• [PROBLEM TO WORK ON] Wherever the string "Output" appears in the listing, copy that line.

• [DATA SECTION]
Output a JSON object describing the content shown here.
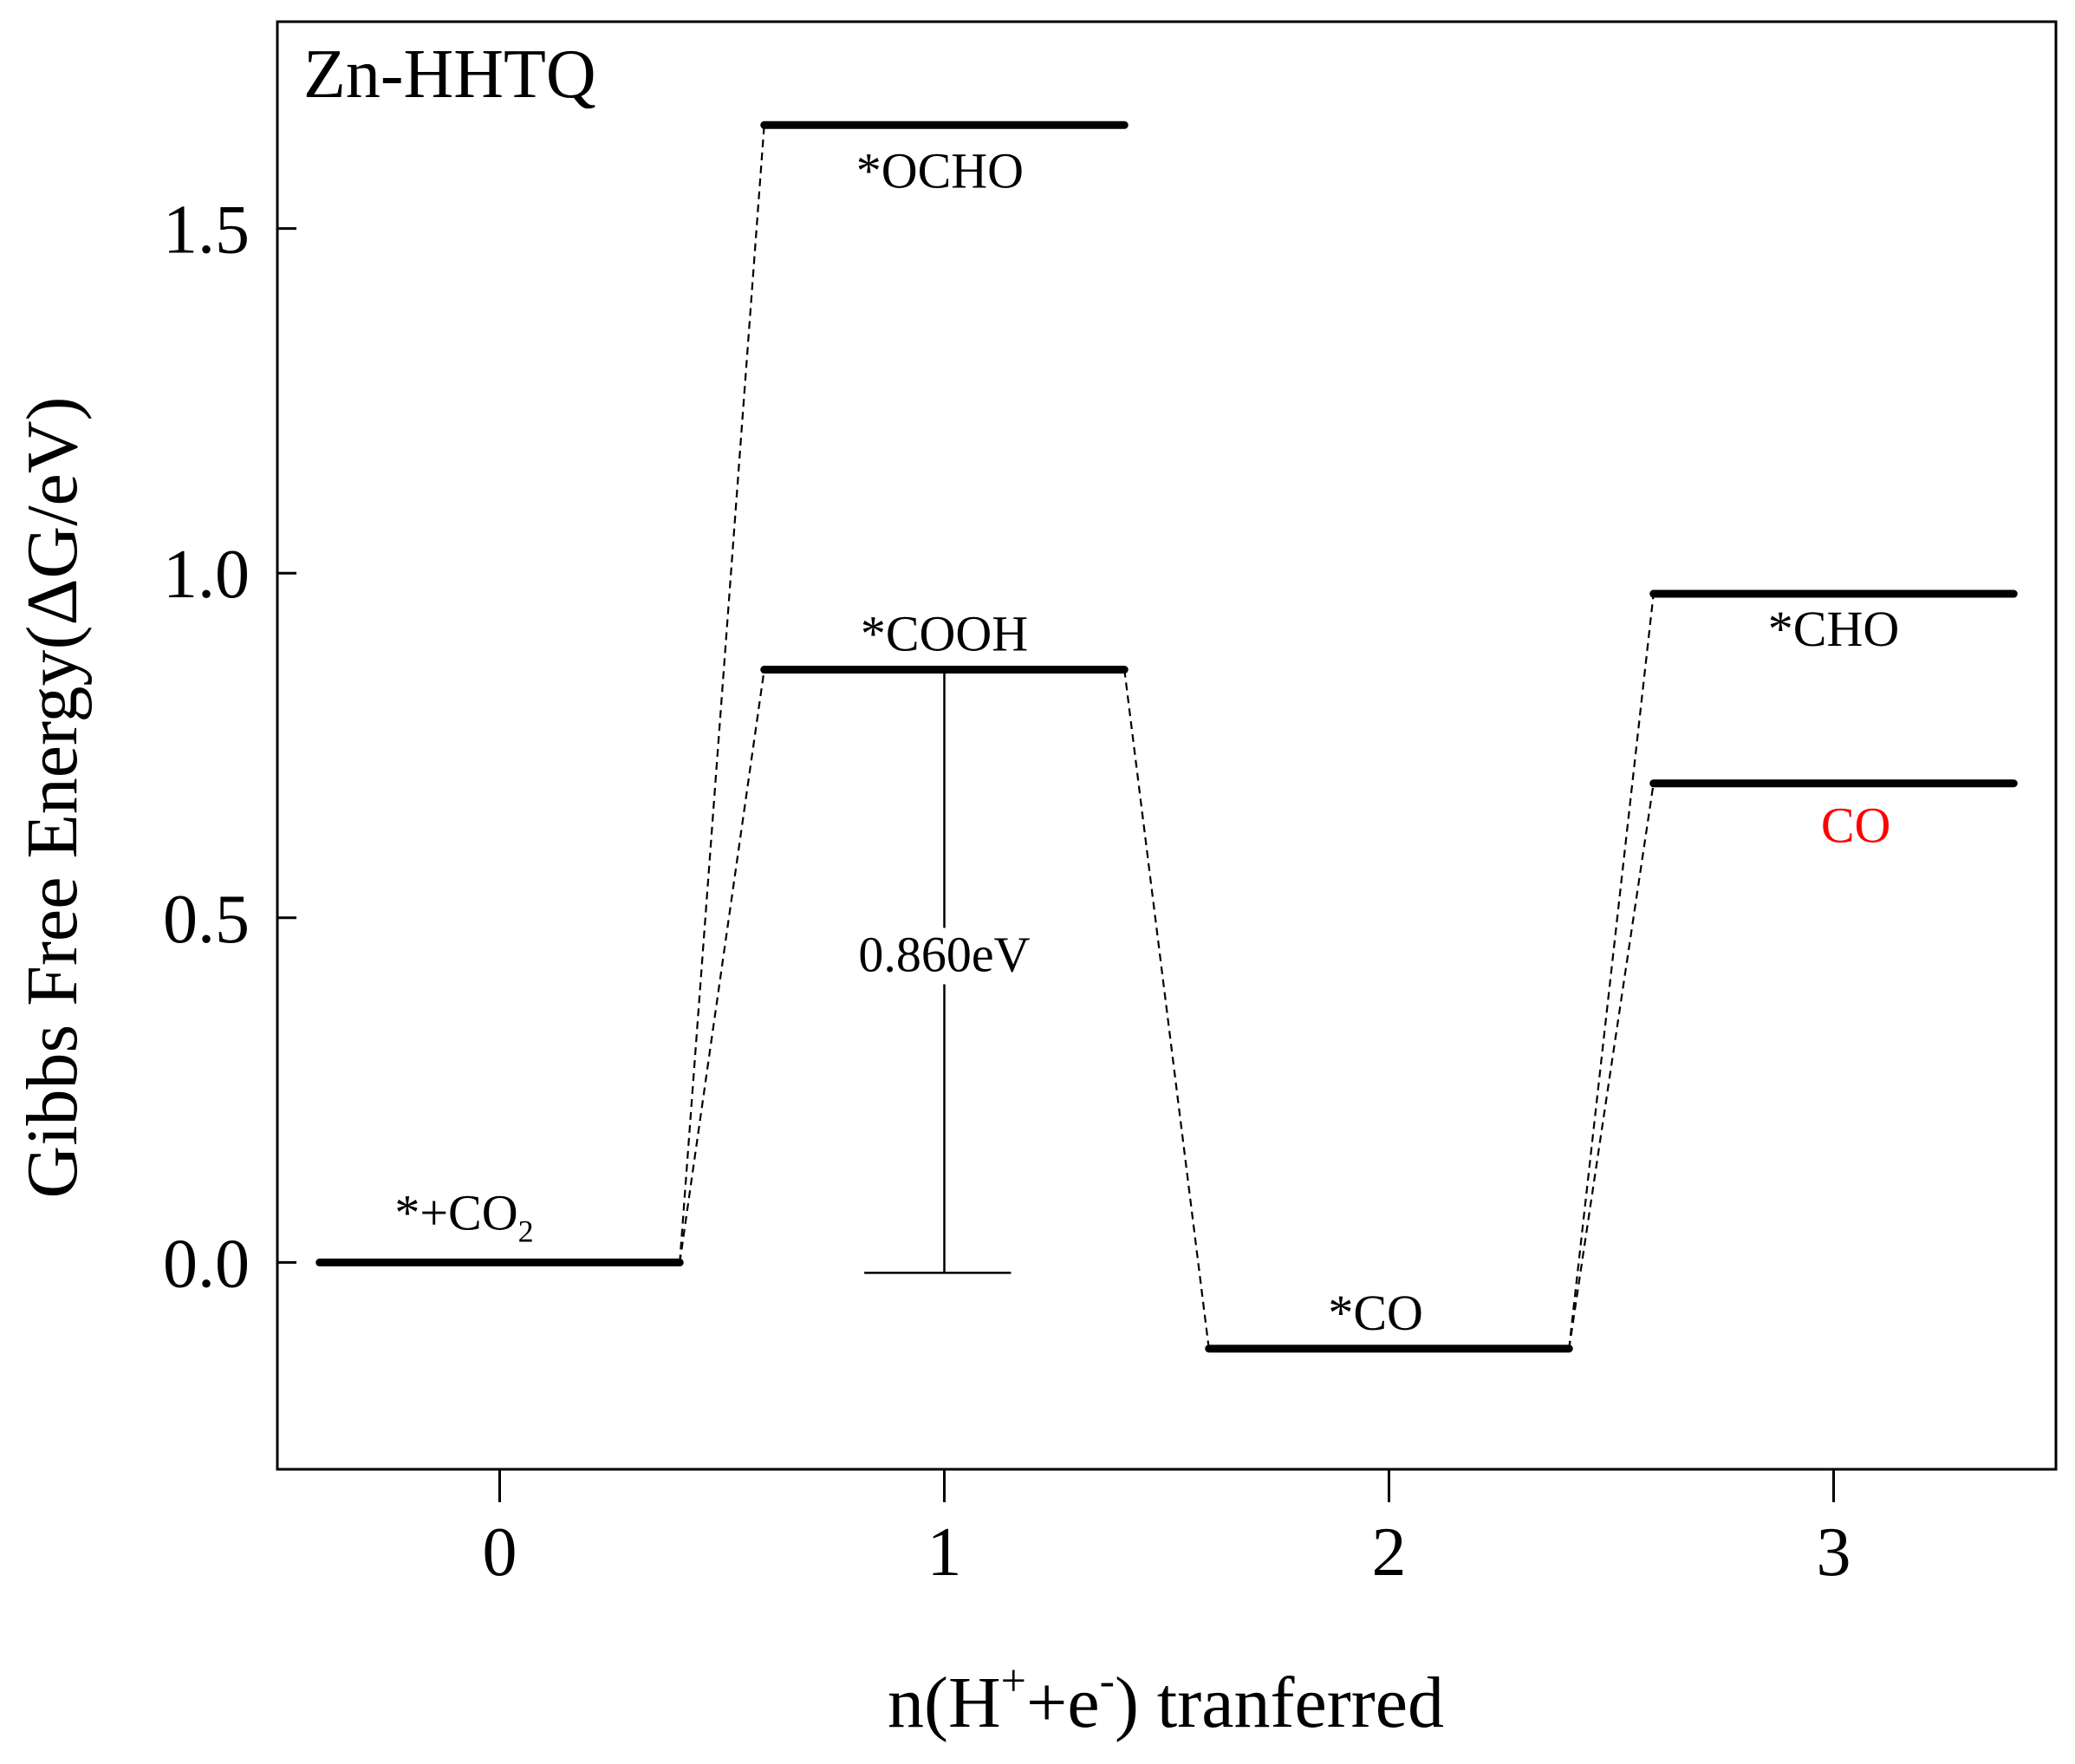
{
  "chart_data": {
    "type": "energy-level-diagram",
    "title": "Zn-HHTQ",
    "xlabel": {
      "base": "n(H",
      "sup1": "+",
      "mid": "+e",
      "sup2": "-",
      "end": ") tranferred"
    },
    "ylabel": "Gibbs Free Energy(ΔG/eV)",
    "xlim": [
      -0.5,
      3.5
    ],
    "ylim": [
      -0.3,
      1.8
    ],
    "x_ticks": [
      {
        "value": 0,
        "label": "0"
      },
      {
        "value": 1,
        "label": "1"
      },
      {
        "value": 2,
        "label": "2"
      },
      {
        "value": 3,
        "label": "3"
      }
    ],
    "y_ticks": [
      {
        "value": 0.0,
        "label": "0.0"
      },
      {
        "value": 0.5,
        "label": "0.5"
      },
      {
        "value": 1.0,
        "label": "1.0"
      },
      {
        "value": 1.5,
        "label": "1.5"
      }
    ],
    "levels": [
      {
        "id": "co2",
        "x": 0,
        "energy": 0.0,
        "label": "*+CO",
        "label_sub": "2",
        "label_color": "#000000"
      },
      {
        "id": "ocho",
        "x": 1,
        "energy": 1.65,
        "label": "*OCHO",
        "label_sub": "",
        "label_color": "#000000"
      },
      {
        "id": "cooh",
        "x": 1,
        "energy": 0.86,
        "label": "*COOH",
        "label_sub": "",
        "label_color": "#000000"
      },
      {
        "id": "co-ads",
        "x": 2,
        "energy": -0.125,
        "label": "*CO",
        "label_sub": "",
        "label_color": "#000000"
      },
      {
        "id": "cho",
        "x": 3,
        "energy": 0.97,
        "label": "*CHO",
        "label_sub": "",
        "label_color": "#000000"
      },
      {
        "id": "co-gas",
        "x": 3,
        "energy": 0.695,
        "label": "CO",
        "label_sub": "",
        "label_color": "#ff0000"
      }
    ],
    "connectors": [
      {
        "from": "co2",
        "to": "ocho"
      },
      {
        "from": "co2",
        "to": "cooh"
      },
      {
        "from": "cooh",
        "to": "co-ads"
      },
      {
        "from": "co-ads",
        "to": "cho"
      },
      {
        "from": "co-ads",
        "to": "co-gas"
      }
    ],
    "barrier": {
      "x": 1,
      "from_energy": -0.015,
      "to_energy": 0.86,
      "label": "0.860eV"
    },
    "grid": false,
    "legend": "none"
  }
}
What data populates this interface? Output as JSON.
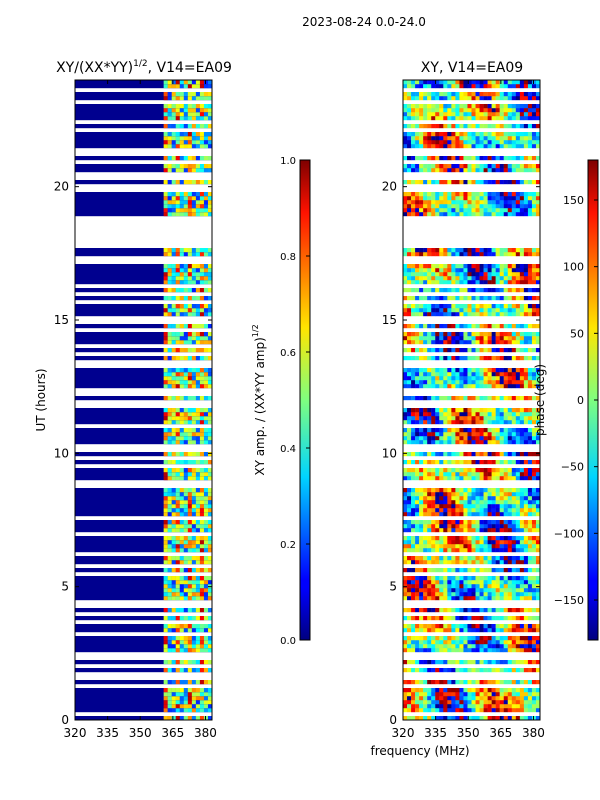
{
  "chart_data": {
    "suptitle": "2023-08-24 0.0-24.0",
    "xlabel": "frequency (MHz)",
    "ylabel": "UT (hours)",
    "panels": [
      {
        "type": "heatmap",
        "title_main": "XY/(XX*YY)",
        "title_exp": "1/2",
        "title_tail": ", V14=EA09",
        "x_ticks": [
          "320",
          "335",
          "350",
          "365",
          "380"
        ],
        "y_ticks": [
          "0",
          "5",
          "10",
          "15",
          "20"
        ],
        "xlim": [
          320,
          383
        ],
        "ylim": [
          0,
          24
        ],
        "colorbar": {
          "label_main": "XY amp. / (XX*YY amp)",
          "label_exp": "1/2",
          "range": [
            0.0,
            1.0
          ],
          "ticks": [
            "0.0",
            "0.2",
            "0.4",
            "0.6",
            "0.8",
            "1.0"
          ]
        }
      },
      {
        "type": "heatmap",
        "title_main": "XY, V14=EA09",
        "x_ticks": [
          "320",
          "335",
          "350",
          "365",
          "380"
        ],
        "y_ticks": [
          "0",
          "5",
          "10",
          "15",
          "20"
        ],
        "xlim": [
          320,
          383
        ],
        "ylim": [
          0,
          24
        ],
        "colorbar": {
          "label_main": "phase (deg)",
          "range": [
            -180,
            180
          ],
          "ticks": [
            "−150",
            "−100",
            "−50",
            "0",
            "50",
            "100",
            "150"
          ]
        }
      }
    ]
  }
}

• [RESULT BELOW]
Output a JSON object describing the content shown here.
What data populates this interface? Output as JSON.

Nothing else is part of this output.